[Given instruction] Return the full listing exactly as it is written.

[Records shown]
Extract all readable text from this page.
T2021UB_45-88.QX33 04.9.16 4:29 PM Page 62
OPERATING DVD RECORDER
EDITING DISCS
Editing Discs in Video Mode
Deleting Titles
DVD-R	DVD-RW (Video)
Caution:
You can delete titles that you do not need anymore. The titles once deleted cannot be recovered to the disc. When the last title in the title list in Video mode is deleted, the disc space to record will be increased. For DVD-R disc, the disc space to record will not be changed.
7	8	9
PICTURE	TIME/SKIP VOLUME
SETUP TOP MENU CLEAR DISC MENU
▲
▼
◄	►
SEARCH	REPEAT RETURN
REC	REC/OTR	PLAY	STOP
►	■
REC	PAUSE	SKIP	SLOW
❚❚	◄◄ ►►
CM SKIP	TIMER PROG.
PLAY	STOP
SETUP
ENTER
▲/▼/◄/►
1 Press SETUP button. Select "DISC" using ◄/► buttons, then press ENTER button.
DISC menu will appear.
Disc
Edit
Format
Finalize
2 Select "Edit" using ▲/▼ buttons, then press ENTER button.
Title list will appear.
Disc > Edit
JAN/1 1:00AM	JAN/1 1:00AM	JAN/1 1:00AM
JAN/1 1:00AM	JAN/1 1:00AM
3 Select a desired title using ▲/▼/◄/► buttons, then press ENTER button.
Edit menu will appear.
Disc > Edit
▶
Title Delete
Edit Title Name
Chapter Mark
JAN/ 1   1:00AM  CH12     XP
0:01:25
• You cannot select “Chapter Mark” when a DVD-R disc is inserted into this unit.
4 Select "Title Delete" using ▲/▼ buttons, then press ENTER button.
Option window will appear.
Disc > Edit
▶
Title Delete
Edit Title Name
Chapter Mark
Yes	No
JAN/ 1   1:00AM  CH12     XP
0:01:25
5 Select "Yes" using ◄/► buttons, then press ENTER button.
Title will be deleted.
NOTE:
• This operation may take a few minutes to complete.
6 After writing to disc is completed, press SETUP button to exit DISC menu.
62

[The completed task]
Extract all readable text from this page.
T2021UB_45-88.QX33 04.9.16 4:29 PM Page 62
OPERATING DVD RECORDER
EDITING DISCS
Editing Discs in Video Mode
Deleting Titles
DVD-R	DVD-RW (Video)
Caution:
You can delete titles that you do not need anymore. The titles once deleted cannot be recovered to the disc. When the last title in the title list in Video mode is deleted, the disc space to record will be increased. For DVD-R disc, the disc space to record will not be changed.
7	8	9
PICTURE	TIME/SKIP VOLUME
SETUP TOP MENU CLEAR DISC MENU
▲
▼
◄	►
SEARCH	REPEAT RETURN
REC	REC/OTR	PLAY	STOP
►	■
REC	PAUSE	SKIP	SLOW
❚❚	◄◄ ►►
CM SKIP	TIMER PROG.
PLAY	STOP
SETUP
ENTER
▲/▼/◄/►
1 Press SETUP button. Select "DISC" using ◄/► buttons, then press ENTER button.
DISC menu will appear.
Disc
Edit
Format
Finalize
2 Select "Edit" using ▲/▼ buttons, then press ENTER button.
Title list will appear.
Disc > Edit
JAN/1 1:00AM	JAN/1 1:00AM	JAN/1 1:00AM
JAN/1 1:00AM	JAN/1 1:00AM
3 Select a desired title using ▲/▼/◄/► buttons, then press ENTER button.
Edit menu will appear.
Disc > Edit
▶
Title Delete
Edit Title Name
Chapter Mark
JAN/ 1   1:00AM  CH12     XP
0:01:25
• You cannot select “Chapter Mark” when a DVD-R disc is inserted into this unit.
4 Select "Title Delete" using ▲/▼ buttons, then press ENTER button.
Option window will appear.
Disc > Edit
▶
Title Delete
Edit Title Name
Chapter Mark
Yes	No
JAN/ 1   1:00AM  CH12     XP
0:01:25
5 Select "Yes" using ◄/► buttons, then press ENTER button.
Title will be deleted.
NOTE:
• This operation may take a few minutes to complete.
6 After writing to disc is completed, press SETUP button to exit DISC menu.
62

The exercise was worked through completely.